_Your goal_
Write the data out again exactly, with no pictures.

Collected data
————

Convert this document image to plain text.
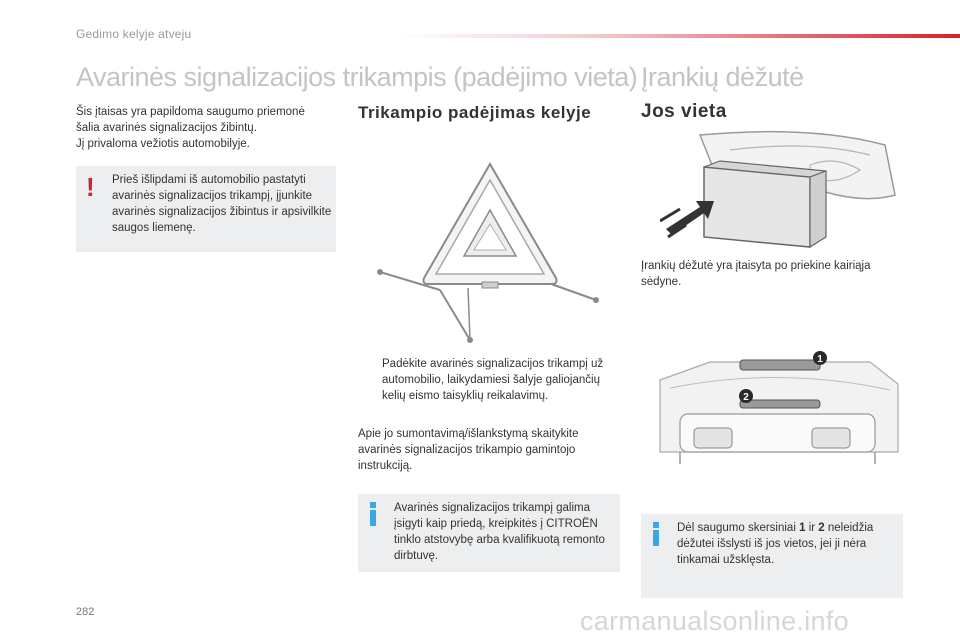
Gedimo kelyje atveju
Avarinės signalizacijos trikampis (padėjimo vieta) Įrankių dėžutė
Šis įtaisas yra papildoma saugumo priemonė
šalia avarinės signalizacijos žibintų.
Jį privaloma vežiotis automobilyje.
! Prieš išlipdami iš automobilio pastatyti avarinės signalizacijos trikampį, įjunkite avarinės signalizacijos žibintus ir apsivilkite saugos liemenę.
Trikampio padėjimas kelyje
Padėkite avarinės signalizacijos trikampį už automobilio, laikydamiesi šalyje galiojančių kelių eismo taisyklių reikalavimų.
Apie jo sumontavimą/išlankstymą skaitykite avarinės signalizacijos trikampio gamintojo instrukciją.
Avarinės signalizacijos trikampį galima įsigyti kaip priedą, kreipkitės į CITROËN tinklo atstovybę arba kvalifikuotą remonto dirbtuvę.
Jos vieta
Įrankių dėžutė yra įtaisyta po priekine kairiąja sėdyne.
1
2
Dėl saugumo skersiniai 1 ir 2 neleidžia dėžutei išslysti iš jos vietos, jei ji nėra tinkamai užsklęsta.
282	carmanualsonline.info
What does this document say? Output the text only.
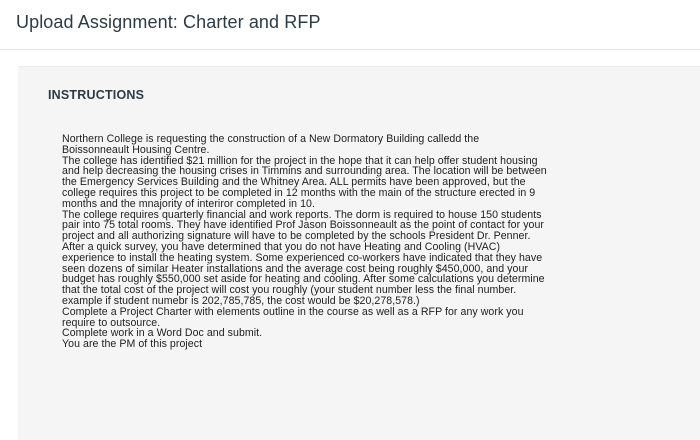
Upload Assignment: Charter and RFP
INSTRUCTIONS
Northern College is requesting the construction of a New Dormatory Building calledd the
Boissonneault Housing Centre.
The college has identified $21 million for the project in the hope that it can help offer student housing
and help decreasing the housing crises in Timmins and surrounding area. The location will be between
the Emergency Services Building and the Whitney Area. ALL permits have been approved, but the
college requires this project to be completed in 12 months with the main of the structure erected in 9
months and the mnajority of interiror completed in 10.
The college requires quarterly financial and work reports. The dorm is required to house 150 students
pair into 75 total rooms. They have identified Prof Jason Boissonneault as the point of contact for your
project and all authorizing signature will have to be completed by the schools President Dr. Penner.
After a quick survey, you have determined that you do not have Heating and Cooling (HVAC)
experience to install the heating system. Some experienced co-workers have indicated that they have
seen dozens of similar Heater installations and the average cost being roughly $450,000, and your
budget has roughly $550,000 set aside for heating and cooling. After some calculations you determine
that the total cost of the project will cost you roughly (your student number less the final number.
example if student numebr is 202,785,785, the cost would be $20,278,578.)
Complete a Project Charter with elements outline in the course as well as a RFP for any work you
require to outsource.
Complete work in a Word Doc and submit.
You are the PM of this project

————

_Exercise answer_
Convert this document image to plain text.
Gedimo kelyje atveju
Avarinės signalizacijos trikampis (padėjimo vieta) Įrankių dėžutė
Šis įtaisas yra papildoma saugumo priemonė
šalia avarinės signalizacijos žibintų.
Jį privaloma vežiotis automobilyje.
! Prieš išlipdami iš automobilio pastatyti avarinės signalizacijos trikampį, įjunkite avarinės signalizacijos žibintus ir apsivilkite saugos liemenę.
Trikampio padėjimas kelyje
Padėkite avarinės signalizacijos trikampį už automobilio, laikydamiesi šalyje galiojančių kelių eismo taisyklių reikalavimų.
Apie jo sumontavimą/išlankstymą skaitykite avarinės signalizacijos trikampio gamintojo instrukciją.
Avarinės signalizacijos trikampį galima įsigyti kaip priedą, kreipkitės į CITROËN tinklo atstovybę arba kvalifikuotą remonto dirbtuvę.
Jos vieta
Įrankių dėžutė yra įtaisyta po priekine kairiąja sėdyne.
1
2
Dėl saugumo skersiniai 1 ir 2 neleidžia dėžutei išslysti iš jos vietos, jei ji nėra tinkamai užsklęsta.
282	carmanualsonline.info
What does this document say? Output the text only.
Upload Assignment: Charter and RFP
INSTRUCTIONS
Northern College is requesting the construction of a New Dormatory Building calledd the
Boissonneault Housing Centre.
The college has identified $21 million for the project in the hope that it can help offer student housing
and help decreasing the housing crises in Timmins and surrounding area. The location will be between
the Emergency Services Building and the Whitney Area. ALL permits have been approved, but the
college requires this project to be completed in 12 months with the main of the structure erected in 9
months and the mnajority of interiror completed in 10.
The college requires quarterly financial and work reports. The dorm is required to house 150 students
pair into 75 total rooms. They have identified Prof Jason Boissonneault as the point of contact for your
project and all authorizing signature will have to be completed by the schools President Dr. Penner.
After a quick survey, you have determined that you do not have Heating and Cooling (HVAC)
experience to install the heating system. Some experienced co-workers have indicated that they have
seen dozens of similar Heater installations and the average cost being roughly $450,000, and your
budget has roughly $550,000 set aside for heating and cooling. After some calculations you determine
that the total cost of the project will cost you roughly (your student number less the final number.
example if student numebr is 202,785,785, the cost would be $20,278,578.)
Complete a Project Charter with elements outline in the course as well as a RFP for any work you
require to outsource.
Complete work in a Word Doc and submit.
You are the PM of this project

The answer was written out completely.